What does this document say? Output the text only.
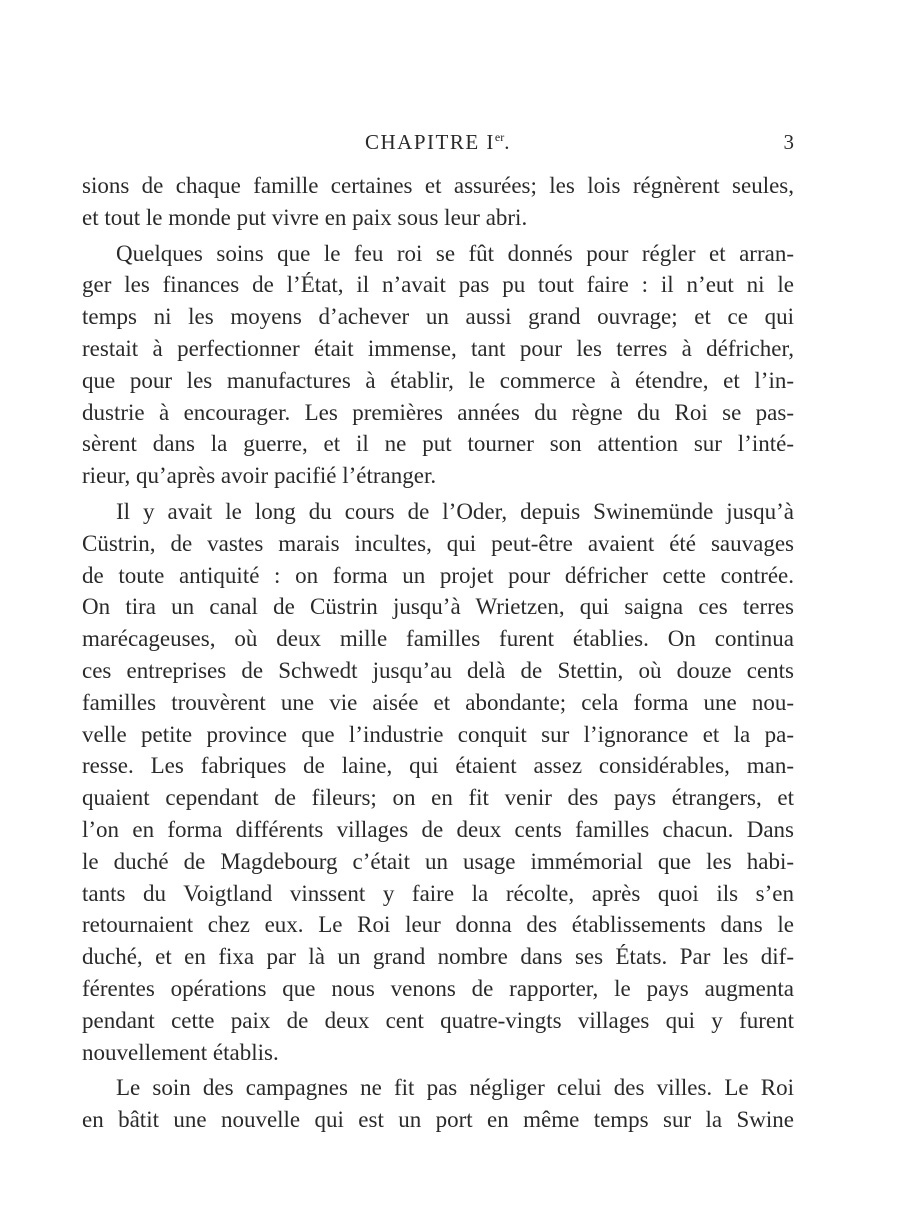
CHAPITRE Ier.	3
sions de chaque famille certaines et assurées; les lois régnèrent seules,
et tout le monde put vivre en paix sous leur abri.
Quelques soins que le feu roi se fût donnés pour régler et arran-
ger les finances de l’État, il n’avait pas pu tout faire : il n’eut ni le
temps ni les moyens d’achever un aussi grand ouvrage; et ce qui
restait à perfectionner était immense, tant pour les terres à défricher,
que pour les manufactures à établir, le commerce à étendre, et l’in-
dustrie à encourager. Les premières années du règne du Roi se pas-
sèrent dans la guerre, et il ne put tourner son attention sur l’inté-
rieur, qu’après avoir pacifié l’étranger.
Il y avait le long du cours de l’Oder, depuis Swinemünde jusqu’à
Cüstrin, de vastes marais incultes, qui peut-être avaient été sauvages
de toute antiquité : on forma un projet pour défricher cette contrée.
On tira un canal de Cüstrin jusqu’à Wrietzen, qui saigna ces terres
marécageuses, où deux mille familles furent établies. On continua
ces entreprises de Schwedt jusqu’au delà de Stettin, où douze cents
familles trouvèrent une vie aisée et abondante; cela forma une nou-
velle petite province que l’industrie conquit sur l’ignorance et la pa-
resse. Les fabriques de laine, qui étaient assez considérables, man-
quaient cependant de fileurs; on en fit venir des pays étrangers, et
l’on en forma différents villages de deux cents familles chacun. Dans
le duché de Magdebourg c’était un usage immémorial que les habi-
tants du Voigtland vinssent y faire la récolte, après quoi ils s’en
retournaient chez eux. Le Roi leur donna des établissements dans le
duché, et en fixa par là un grand nombre dans ses États. Par les dif-
férentes opérations que nous venons de rapporter, le pays augmenta
pendant cette paix de deux cent quatre-vingts villages qui y furent
nouvellement établis.
Le soin des campagnes ne fit pas négliger celui des villes. Le Roi
en bâtit une nouvelle qui est un port en même temps sur la Swine
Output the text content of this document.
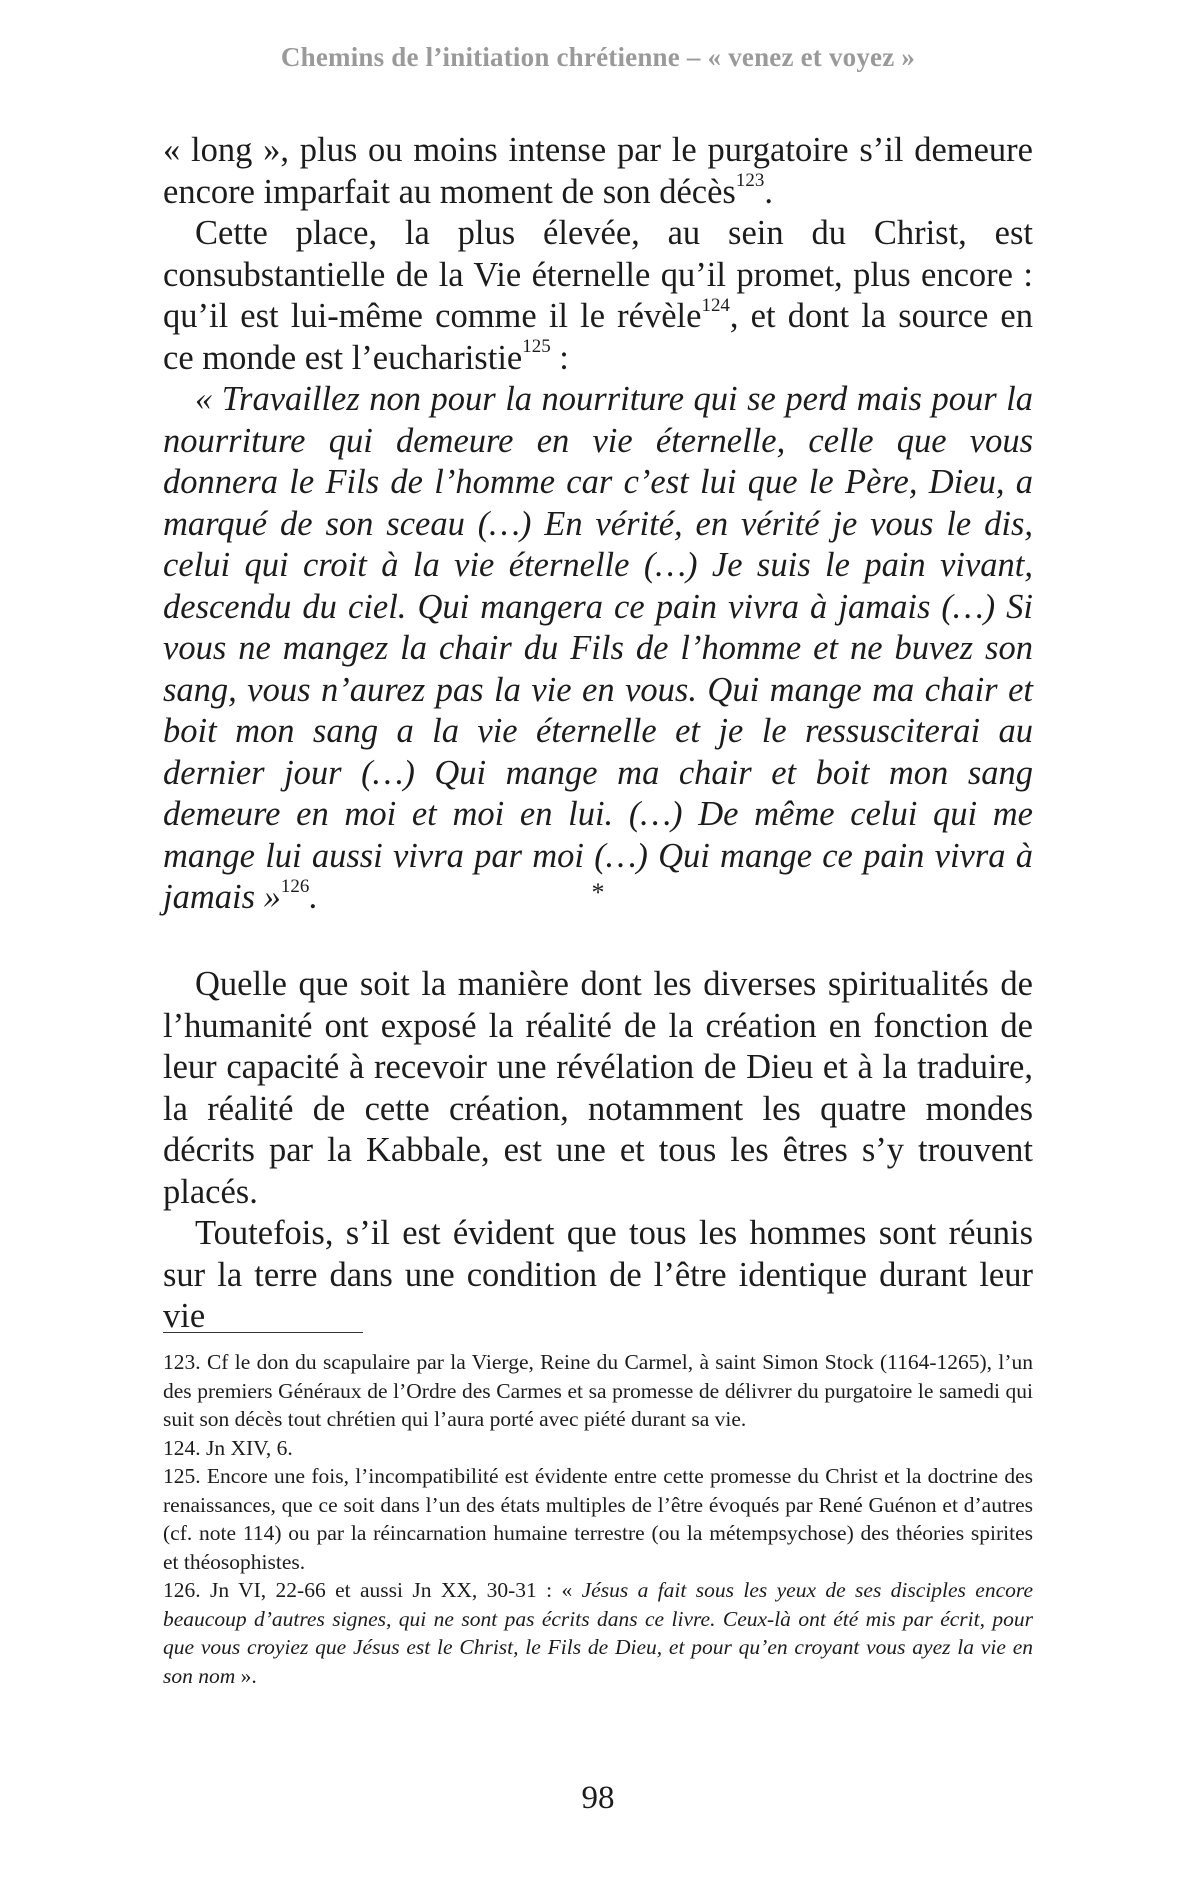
Chemins de l’initiation chrétienne – « venez et voyez »

« long », plus ou moins intense par le purgatoire s’il demeure encore imparfait au moment de son décès$^{123}$.

Cette place, la plus élevée, au sein du Christ, est consubstantielle de la Vie éternelle qu’il promet, plus encore : qu’il est lui-même comme il le révèle$^{124}$, et dont la source en ce monde est l’eucharistie$^{125}$ :

« Travaillez non pour la nourriture qui se perd mais pour la nourriture qui demeure en vie éternelle, celle que vous donnera le Fils de l’homme car c’est lui que le Père, Dieu, a marqué de son sceau (…) En vérité, en vérité je vous le dis, celui qui croit à la vie éternelle (…) Je suis le pain vivant, descendu du ciel. Qui mangera ce pain vivra à jamais (…) Si vous ne mangez la chair du Fils de l’homme et ne buvez son sang, vous n’aurez pas la vie en vous. Qui mange ma chair et boit mon sang a la vie éternelle et je le ressusciterai au dernier jour (…) Qui mange ma chair et boit mon sang demeure en moi et moi en lui. (…) De même celui qui me mange lui aussi vivra par moi (…) Qui mange ce pain vivra à jamais »$^{126}$.	*

Quelle que soit la manière dont les diverses spiritualités de l’humanité ont exposé la réalité de la création en fonction de leur capacité à recevoir une révélation de Dieu et à la traduire, la réalité de cette création, notamment les quatre mondes décrits par la Kabbale, est une et tous les êtres s’y trouvent placés.

Toutefois, s’il est évident que tous les hommes sont réunis sur la terre dans une condition de l’être identique durant leur vie

123. Cf le don du scapulaire par la Vierge, Reine du Carmel, à saint Simon Stock (1164-1265), l’un des premiers Généraux de l’Ordre des Carmes et sa promesse de délivrer du purgatoire le samedi qui suit son décès tout chrétien qui l’aura porté avec piété durant sa vie.

124. Jn XIV, 6.

125. Encore une fois, l’incompatibilité est évidente entre cette promesse du Christ et la doctrine des renaissances, que ce soit dans l’un des états multiples de l’être évoqués par René Guénon et d’autres (cf. note 114) ou par la réincarnation humaine terrestre (ou la métempsychose) des théories spirites et théosophistes.

126. Jn VI, 22-66 et aussi Jn XX, 30-31 : « Jésus a fait sous les yeux de ses disciples encore beaucoup d’autres signes, qui ne sont pas écrits dans ce livre. Ceux-là ont été mis par écrit, pour que vous croyiez que Jésus est le Christ, le Fils de Dieu, et pour qu’en croyant vous ayez la vie en son nom ».

98
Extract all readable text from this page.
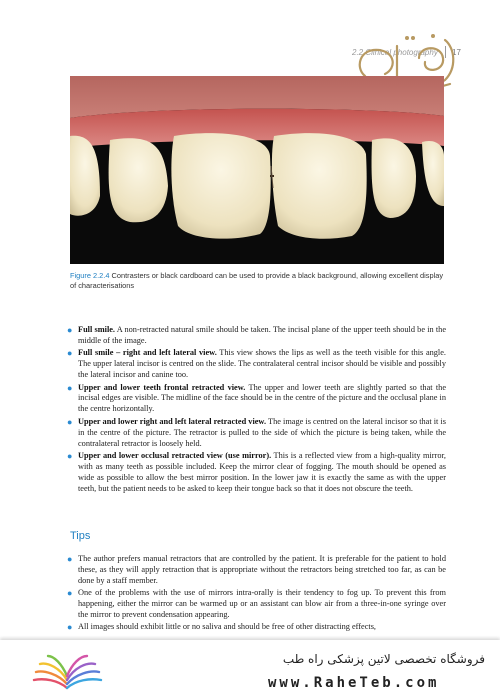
2.2 Clinical photography 17
Figure 2.2.4 Contrasters or black cardboard can be used to provide a black background, allowing excellent display of characterisations
● Full smile. A non-retracted natural smile should be taken. The incisal plane of the upper teeth should be in the middle of the image.
● Full smile – right and left lateral view. This view shows the lips as well as the teeth visible for this angle. The upper lateral incisor is centred on the slide. The contralateral central incisor should be visible and possibly the lateral incisor and canine too.
● Upper and lower teeth frontal retracted view. The upper and lower teeth are slightly parted so that the incisal edges are visible. The midline of the face should be in the centre of the picture and the occlusal plane in the centre horizontally.
● Upper and lower right and left lateral retracted view. The image is centred on the lateral incisor so that it is in the centre of the picture. The retractor is pulled to the side of which the picture is being taken, while the contralateral retractor is loosely held.
● Upper and lower occlusal retracted view (use mirror). This is a reflected view from a high-quality mirror, with as many teeth as possible included. Keep the mirror clear of fogging. The mouth should be opened as wide as possible to allow the best mirror position. In the lower jaw it is exactly the same as with the upper teeth, but the patient needs to be asked to keep their tongue back so that it does not obscure the teeth.
Tips
● The author prefers manual retractors that are controlled by the patient. It is preferable for the patient to hold these, as they will apply retraction that is appropriate without the retractors being stretched too far, as can be done by a staff member.
● One of the problems with the use of mirrors intra-orally is their tendency to fog up. To prevent this from happening, either the mirror can be warmed up or an assistant can blow air from a three-in-one syringe over the mirror to prevent condensation appearing.
● All images should exhibit little or no saliva and should be free of other distracting effects,
فروشگاه تخصصی لاتین پزشکی راه طب
www.RaheTeb.com
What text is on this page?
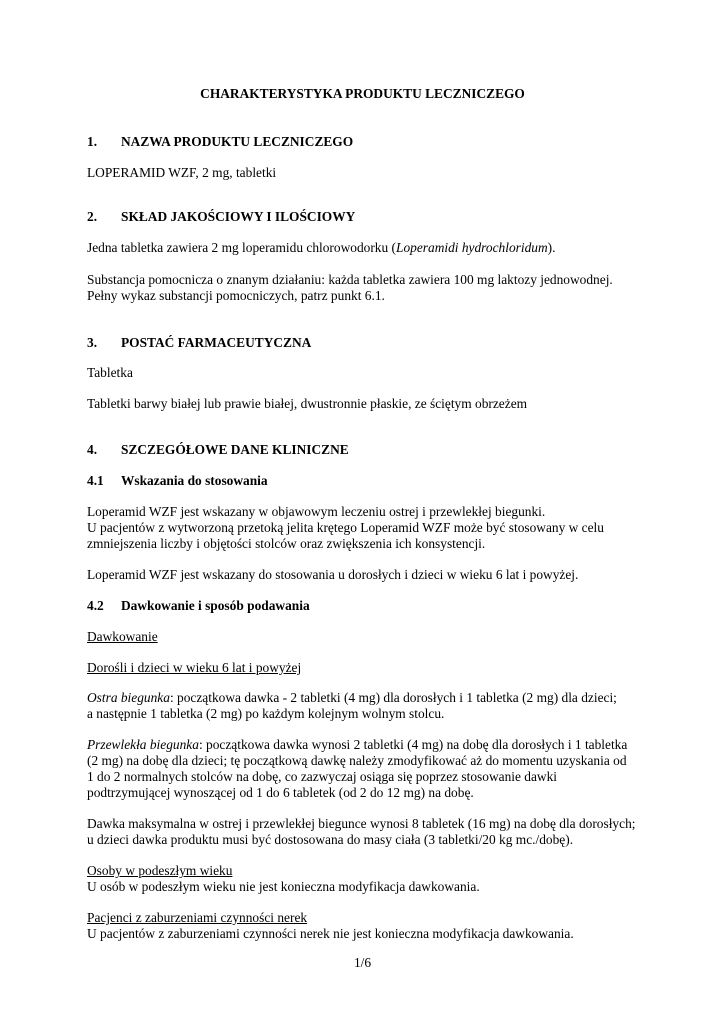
CHARAKTERYSTYKA PRODUKTU LECZNICZEGO
1. NAZWA PRODUKTU LECZNICZEGO
LOPERAMID WZF, 2 mg, tabletki
2. SKŁAD JAKOŚCIOWY I ILOŚCIOWY
Jedna tabletka zawiera 2 mg loperamidu chlorowodorku (Loperamidi hydrochloridum).
Substancja pomocnicza o znanym działaniu: każda tabletka zawiera 100 mg laktozy jednowodnej.
Pełny wykaz substancji pomocniczych, patrz punkt 6.1.
3. POSTAĆ FARMACEUTYCZNA
Tabletka
Tabletki barwy białej lub prawie białej, dwustronnie płaskie, ze ściętym obrzeżem
4. SZCZEGÓŁOWE DANE KLINICZNE
4.1 Wskazania do stosowania
Loperamid WZF jest wskazany w objawowym leczeniu ostrej i przewlekłej biegunki.
U pacjentów z wytworzoną przetoką jelita krętego Loperamid WZF może być stosowany w celu
zmniejszenia liczby i objętości stolców oraz zwiększenia ich konsystencji.
Loperamid WZF jest wskazany do stosowania u dorosłych i dzieci w wieku 6 lat i powyżej.
4.2 Dawkowanie i sposób podawania
Dawkowanie
Dorośli i dzieci w wieku 6 lat i powyżej
Ostra biegunka: początkowa dawka - 2 tabletki (4 mg) dla dorosłych i 1 tabletka (2 mg) dla dzieci;
a następnie 1 tabletka (2 mg) po każdym kolejnym wolnym stolcu.
Przewlekła biegunka: początkowa dawka wynosi 2 tabletki (4 mg) na dobę dla dorosłych i 1 tabletka
(2 mg) na dobę dla dzieci; tę początkową dawkę należy zmodyfikować aż do momentu uzyskania od
1 do 2 normalnych stolców na dobę, co zazwyczaj osiąga się poprzez stosowanie dawki
podtrzymującej wynoszącej od 1 do 6 tabletek (od 2 do 12 mg) na dobę.
Dawka maksymalna w ostrej i przewlekłej biegunce wynosi 8 tabletek (16 mg) na dobę dla dorosłych;
u dzieci dawka produktu musi być dostosowana do masy ciała (3 tabletki/20 kg mc./dobę).
Osoby w podeszłym wieku
U osób w podeszłym wieku nie jest konieczna modyfikacja dawkowania.
Pacjenci z zaburzeniami czynności nerek
U pacjentów z zaburzeniami czynności nerek nie jest konieczna modyfikacja dawkowania.
1/6
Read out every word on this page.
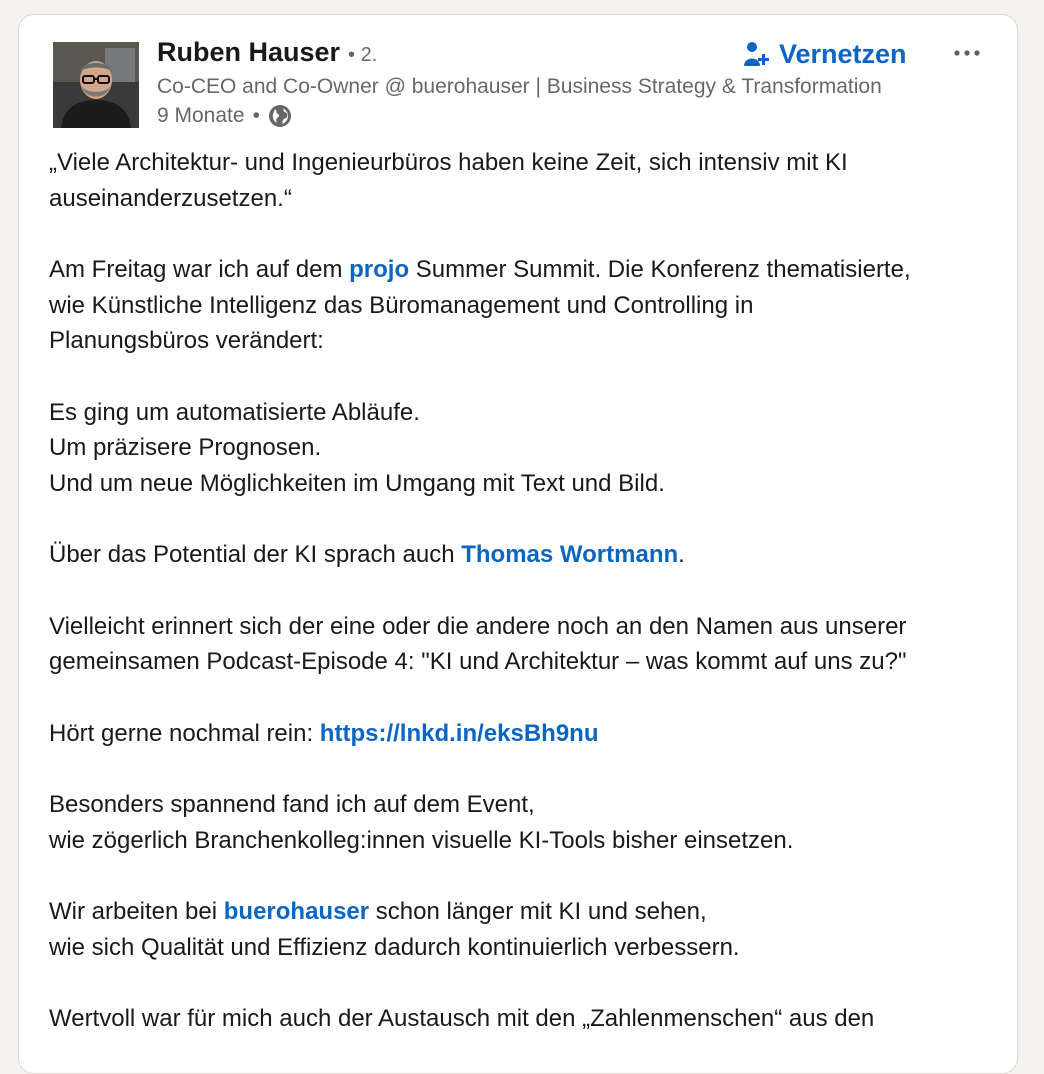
Ruben Hauser • 2.
Co-CEO and Co-Owner @ buerohauser | Business Strategy & Transformation
9 Monate •
Vernetzen

„Viele Architektur- und Ingenieurbüros haben keine Zeit, sich intensiv mit KI

auseinanderzusetzen.“

Am Freitag war ich auf dem projo Summer Summit. Die Konferenz thematisierte,

wie Künstliche Intelligenz das Büromanagement und Controlling in

Planungsbüros verändert:

Es ging um automatisierte Abläufe.

Um präzisere Prognosen.

Und um neue Möglichkeiten im Umgang mit Text und Bild.

Über das Potential der KI sprach auch Thomas Wortmann.

Vielleicht erinnert sich der eine oder die andere noch an den Namen aus unserer

gemeinsamen Podcast-Episode 4: "KI und Architektur – was kommt auf uns zu?"

Hört gerne nochmal rein: https://lnkd.in/eksBh9nu

Besonders spannend fand ich auf dem Event,

wie zögerlich Branchenkolleg:innen visuelle KI-Tools bisher einsetzen.

Wir arbeiten bei buerohauser schon länger mit KI und sehen,

wie sich Qualität und Effizienz dadurch kontinuierlich verbessern.

Wertvoll war für mich auch der Austausch mit den „Zahlenmenschen“ aus den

====

[What needs to be done]: Find the lines that include the string "ostrej", then copy each of them.

[Task output]:
Loperamid WZF jest wskazany w objawowym leczeniu ostrej i przewlekłej biegunki.
Dawka maksymalna w ostrej i przewlekłej biegunce wynosi 8 tabletek (16 mg) na dobę dla dorosłych;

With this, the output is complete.